__Task material__
/---
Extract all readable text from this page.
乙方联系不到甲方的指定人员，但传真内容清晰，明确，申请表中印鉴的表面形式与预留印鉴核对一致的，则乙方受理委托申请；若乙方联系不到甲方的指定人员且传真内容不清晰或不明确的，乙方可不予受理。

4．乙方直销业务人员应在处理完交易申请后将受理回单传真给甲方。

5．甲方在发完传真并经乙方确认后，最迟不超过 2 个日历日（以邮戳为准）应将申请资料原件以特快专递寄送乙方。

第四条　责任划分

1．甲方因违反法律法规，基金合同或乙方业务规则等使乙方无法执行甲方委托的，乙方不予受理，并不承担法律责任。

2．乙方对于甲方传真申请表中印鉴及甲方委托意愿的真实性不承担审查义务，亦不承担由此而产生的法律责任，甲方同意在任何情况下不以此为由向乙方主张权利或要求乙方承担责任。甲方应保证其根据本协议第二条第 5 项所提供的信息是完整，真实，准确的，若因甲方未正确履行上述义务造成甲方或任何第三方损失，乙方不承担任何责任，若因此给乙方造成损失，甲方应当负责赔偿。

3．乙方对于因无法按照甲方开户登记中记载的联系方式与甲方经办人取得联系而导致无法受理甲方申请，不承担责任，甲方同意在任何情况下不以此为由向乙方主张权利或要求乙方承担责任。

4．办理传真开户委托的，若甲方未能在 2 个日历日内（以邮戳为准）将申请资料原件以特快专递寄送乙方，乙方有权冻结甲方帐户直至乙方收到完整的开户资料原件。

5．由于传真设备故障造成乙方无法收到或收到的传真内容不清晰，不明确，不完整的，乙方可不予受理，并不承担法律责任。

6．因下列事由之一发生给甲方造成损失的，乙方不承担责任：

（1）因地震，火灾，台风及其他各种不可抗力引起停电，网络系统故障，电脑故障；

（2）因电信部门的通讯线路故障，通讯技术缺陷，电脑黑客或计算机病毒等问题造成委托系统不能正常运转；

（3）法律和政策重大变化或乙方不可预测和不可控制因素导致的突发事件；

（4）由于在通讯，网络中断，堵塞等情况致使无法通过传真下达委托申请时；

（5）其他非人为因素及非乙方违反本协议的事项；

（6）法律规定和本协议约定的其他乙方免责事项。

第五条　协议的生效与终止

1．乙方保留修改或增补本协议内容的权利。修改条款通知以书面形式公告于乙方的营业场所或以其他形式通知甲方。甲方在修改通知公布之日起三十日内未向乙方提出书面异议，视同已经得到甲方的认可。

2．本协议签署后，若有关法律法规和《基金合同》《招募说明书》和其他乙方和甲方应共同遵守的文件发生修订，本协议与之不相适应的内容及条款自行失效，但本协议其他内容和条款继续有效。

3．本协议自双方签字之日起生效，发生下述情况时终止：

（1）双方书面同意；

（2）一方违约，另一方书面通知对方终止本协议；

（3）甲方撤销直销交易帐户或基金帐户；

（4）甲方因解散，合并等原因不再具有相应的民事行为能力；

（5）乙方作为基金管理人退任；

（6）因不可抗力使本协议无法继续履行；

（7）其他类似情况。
\---
__Objective__
Print the whole listing exactly as it is.

__Task answer__
Extract all readable text from this page.
乙方联系不到甲方的指定人员，但传真内容清晰，明确，申请表中印鉴的表面形式与预留印鉴核对一致的，则乙方受理委托申请；若乙方联系不到甲方的指定人员且传真内容不清晰或不明确的，乙方可不予受理。

4．乙方直销业务人员应在处理完交易申请后将受理回单传真给甲方。

5．甲方在发完传真并经乙方确认后，最迟不超过 2 个日历日（以邮戳为准）应将申请资料原件以特快专递寄送乙方。

第四条　责任划分

1．甲方因违反法律法规，基金合同或乙方业务规则等使乙方无法执行甲方委托的，乙方不予受理，并不承担法律责任。

2．乙方对于甲方传真申请表中印鉴及甲方委托意愿的真实性不承担审查义务，亦不承担由此而产生的法律责任，甲方同意在任何情况下不以此为由向乙方主张权利或要求乙方承担责任。甲方应保证其根据本协议第二条第 5 项所提供的信息是完整，真实，准确的，若因甲方未正确履行上述义务造成甲方或任何第三方损失，乙方不承担任何责任，若因此给乙方造成损失，甲方应当负责赔偿。

3．乙方对于因无法按照甲方开户登记中记载的联系方式与甲方经办人取得联系而导致无法受理甲方申请，不承担责任，甲方同意在任何情况下不以此为由向乙方主张权利或要求乙方承担责任。

4．办理传真开户委托的，若甲方未能在 2 个日历日内（以邮戳为准）将申请资料原件以特快专递寄送乙方，乙方有权冻结甲方帐户直至乙方收到完整的开户资料原件。

5．由于传真设备故障造成乙方无法收到或收到的传真内容不清晰，不明确，不完整的，乙方可不予受理，并不承担法律责任。

6．因下列事由之一发生给甲方造成损失的，乙方不承担责任：

（1）因地震，火灾，台风及其他各种不可抗力引起停电，网络系统故障，电脑故障；

（2）因电信部门的通讯线路故障，通讯技术缺陷，电脑黑客或计算机病毒等问题造成委托系统不能正常运转；

（3）法律和政策重大变化或乙方不可预测和不可控制因素导致的突发事件；

（4）由于在通讯，网络中断，堵塞等情况致使无法通过传真下达委托申请时；

（5）其他非人为因素及非乙方违反本协议的事项；

（6）法律规定和本协议约定的其他乙方免责事项。

第五条　协议的生效与终止

1．乙方保留修改或增补本协议内容的权利。修改条款通知以书面形式公告于乙方的营业场所或以其他形式通知甲方。甲方在修改通知公布之日起三十日内未向乙方提出书面异议，视同已经得到甲方的认可。

2．本协议签署后，若有关法律法规和《基金合同》《招募说明书》和其他乙方和甲方应共同遵守的文件发生修订，本协议与之不相适应的内容及条款自行失效，但本协议其他内容和条款继续有效。

3．本协议自双方签字之日起生效，发生下述情况时终止：

（1）双方书面同意；

（2）一方违约，另一方书面通知对方终止本协议；

（3）甲方撤销直销交易帐户或基金帐户；

（4）甲方因解散，合并等原因不再具有相应的民事行为能力；

（5）乙方作为基金管理人退任；

（6）因不可抗力使本协议无法继续履行；

（7）其他类似情况。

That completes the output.